**TASK DESCRIPTION**
Retype exactly and only the lines from the one that contains "Read this page and output its text content." through the final line of the data; pictures are left out.

## Begin

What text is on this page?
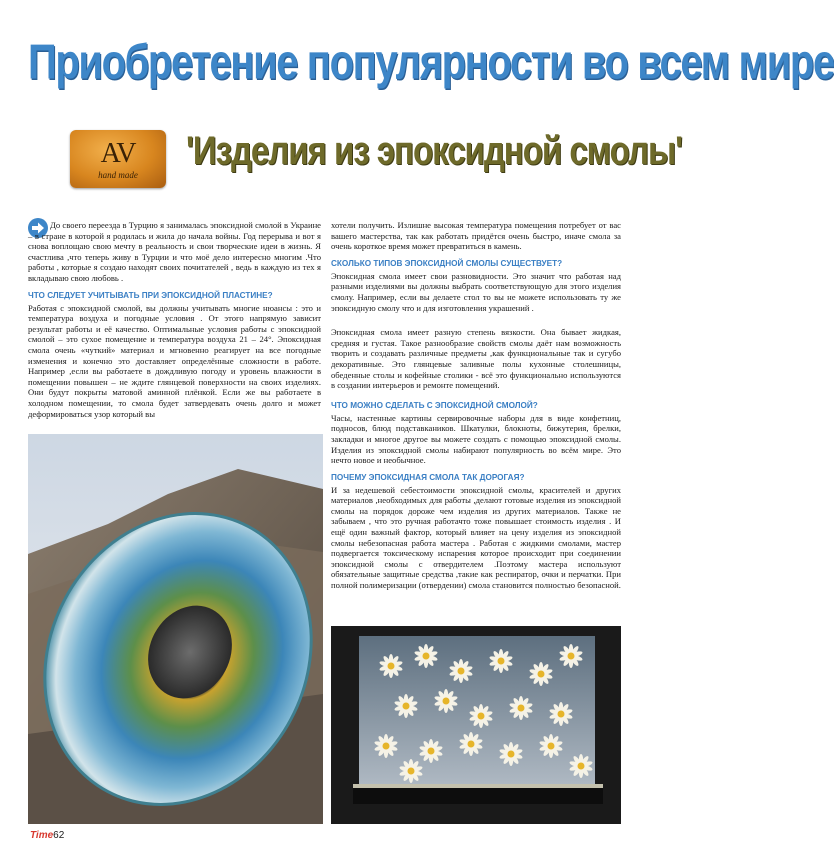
Приобретение популярности во всем мире
AV
hand made
'Изделия из эпоксидной смолы'

До своего переезда в Турцию я занималась эпоксидной смолой в Украине – в стране в которой я родилась и жила до начала войны. Год перерыва и вот я снова воплощаю свою мечту в реальность и свои творческие идеи в жизнь. Я счастлива ,что теперь живу в Турции и что моё дело интересно многим .Что работы , которые я создаю находят своих почитателей , ведь в каждую из тех я вкладываю свою любовь .

ЧТО СЛЕДУЕТ УЧИТЫВАТЬ ПРИ ЭПОКСИДНОЙ ПЛАСТИНЕ?

Работая с эпоксидной смолой, вы должны учитывать многие нюансы : это и температура воздуха и погодные условия . От этого напрямую зависит результат работы и её качество. Оптимальные условия работы с эпоксидной смолой – это сухое помещение и температура воздуха 21 – 24°. Эпоксидная смола очень «чуткий» материал и мгновенно реагирует на все погодные изменения и конечно это доставляет определённые сложности в работе. Например ,если вы работаете в дождливую погоду и уровень влажности в помещении повышен – не ждите глянцевой поверхности на своих изделиях. Они будут покрыты матовой аминной плёнкой. Если же вы работаете в холодном помещении, то смола будет затвердевать очень долго и может деформироваться узор который вы

хотели получить. Излишне высокая температура помещения потребует от вас вашего мастерства, так как работать придётся очень быстро, иначе смола за очень короткое время может превратиться в камень.

СКОЛЬКО ТИПОВ ЭПОКСИДНОЙ СМОЛЫ СУЩЕСТВУЕТ?

Эпоксидная смола имеет свои разновидности. Это значит что работая над разными изделиями вы должны выбрать соответствующую для этого изделия смолу. Например, если вы делаете стол то вы не можете использовать ту же эпоксидную смолу что и для изготовления украшений .

Эпоксидная смола имеет разную степень вязкости. Она бывает жидкая, средняя и густая. Такое разнообразие свойств смолы даёт нам возможность творить и создавать различные предметы ,как функциональные так и сугубо декоративные. Это глянцевые заливные полы кухонные столешницы, обеденные столы и кофейные столики - всё это функционально используются в создании интерьеров и ремонте помещений.

ЧТО МОЖНО СДЕЛАТЬ С ЭПОКСИДНОЙ СМОЛОЙ?

Часы, настенные картины сервировочные наборы для в виде конфетниц, подносов, блюд подставкаников. Шкатулки, блокноты, бижутерия, брелки, закладки и многое другое вы можете создать с помощью эпоксидной смолы. Изделия из эпоксидной смолы набирают популярность во всём мире. Это нечто новое и необычное.

ПОЧЕМУ ЭПОКСИДНАЯ СМОЛА ТАК ДОРОГАЯ?

И за недешевой себестоимости эпоксидной смолы, красителей и других материалов ,необходимых для работы ,делают готовые изделия из эпоксидной смолы на порядок дороже чем изделия из других материалов. Также не забываем , что это ручная работачто тоже повышает стоимость изделия . И ещё один важный фактор, который влияет на цену изделия из эпоксидной смолы небезопасная работа мастера . Работая с жидкими смолами, мастер подвергается токсическому испарения которое происходит при соединении эпоксидной смолы с отвердителем .Поэтому мастера используют обязательные защитные средства ,такие как респиратор, очки и перчатки. При полной полимеризации (отвердении) смола становится полностью безопасной.

Time62
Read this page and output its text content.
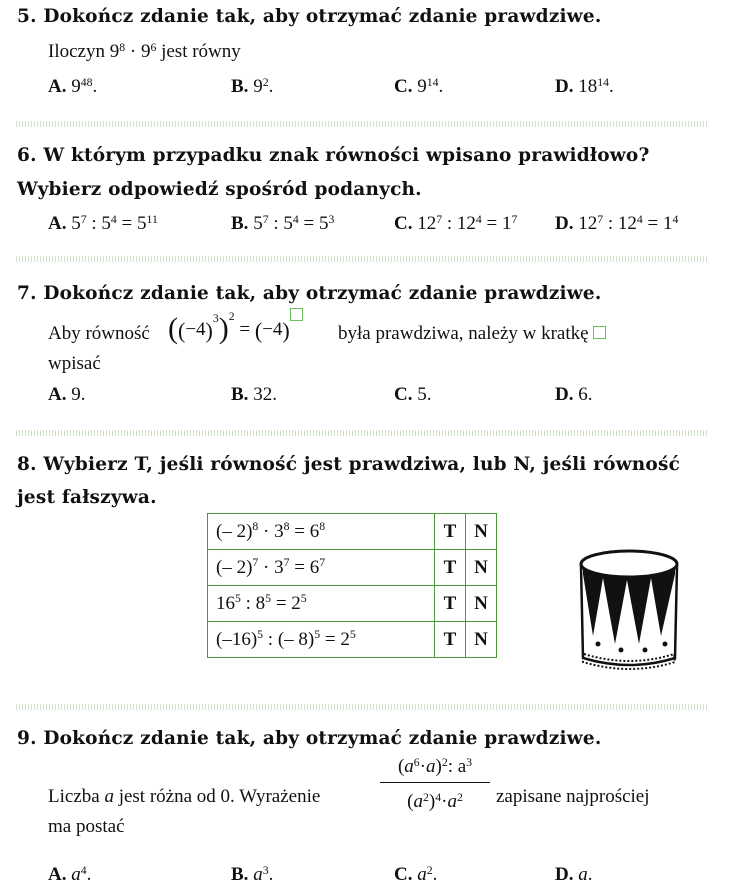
5. Dokończ zdanie tak, aby otrzymać zdanie prawdziwe.
Iloczyn $9^8 \cdot 9^6$ jest równy
A. $9^{48}$.	B. $9^2$.	C. $9^{14}$.	D. $18^{14}$.
6. W którym przypadku znak równości wpisano prawidłowo?
Wybierz odpowiedź spośród podanych.
A. $5^7$ : $5^4 = 5^{11}$	B. $5^7$ : $5^4 = 5^3$	C. $12^7$ : $12^4 = 1^7$ D. $12^7$ : $12^4 = 1^4$
7. Dokończ zdanie tak, aby otrzymać zdanie prawdziwe.
Aby równość $((-4)^3)^2 = (-4)$	była prawdziwa, należy w kratkę
wpisać
A. 9.	B. 32.	C. 5.	D. 6.
8. Wybierz T, jeśli równość jest prawdziwa, lub N, jeśli równość
jest fałszywa.
(– $2)^8 \cdot 3^8 = 6^8$	T	N
(– $2)^7 \cdot 3^7 = 6^7$	T	N
$16^5$ : $8^5 = 2^5$	T	N
$(-16)^5$ : (– $8)^5 = 2^5$	T	N
9. Dokończ zdanie tak, aby otrzymać zdanie prawdziwe.
Liczba a jest różna od 0. Wyrażenie	$\frac{(a^6\cdot a)^2: a^3}{(a^2)^4\cdot a^2}$ zapisane najprościej
ma postać
A. $a^4$.	B. $a^3$.	C. $a^2$.	D. a.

## End

**OUTPUT OF THE TASK**
Read this page and output its text content.
5. Dokończ zdanie tak, aby otrzymać zdanie prawdziwe.
Iloczyn $9^8 \cdot 9^6$ jest równy
A. $9^{48}$.	B. $9^2$.	C. $9^{14}$.	D. $18^{14}$.
6. W którym przypadku znak równości wpisano prawidłowo?
Wybierz odpowiedź spośród podanych.
A. $5^7$ : $5^4 = 5^{11}$	B. $5^7$ : $5^4 = 5^3$	C. $12^7$ : $12^4 = 1^7$ D. $12^7$ : $12^4 = 1^4$
7. Dokończ zdanie tak, aby otrzymać zdanie prawdziwe.
Aby równość $((-4)^3)^2 = (-4)$	była prawdziwa, należy w kratkę
wpisać
A. 9.	B. 32.	C. 5.	D. 6.
8. Wybierz T, jeśli równość jest prawdziwa, lub N, jeśli równość
jest fałszywa.
(– $2)^8 \cdot 3^8 = 6^8$	T	N
(– $2)^7 \cdot 3^7 = 6^7$	T	N
$16^5$ : $8^5 = 2^5$	T	N
$(-16)^5$ : (– $8)^5 = 2^5$	T	N
9. Dokończ zdanie tak, aby otrzymać zdanie prawdziwe.
Liczba a jest różna od 0. Wyrażenie	$\frac{(a^6\cdot a)^2: a^3}{(a^2)^4\cdot a^2}$ zapisane najprościej
ma postać
A. $a^4$.	B. $a^3$.	C. $a^2$.	D. a.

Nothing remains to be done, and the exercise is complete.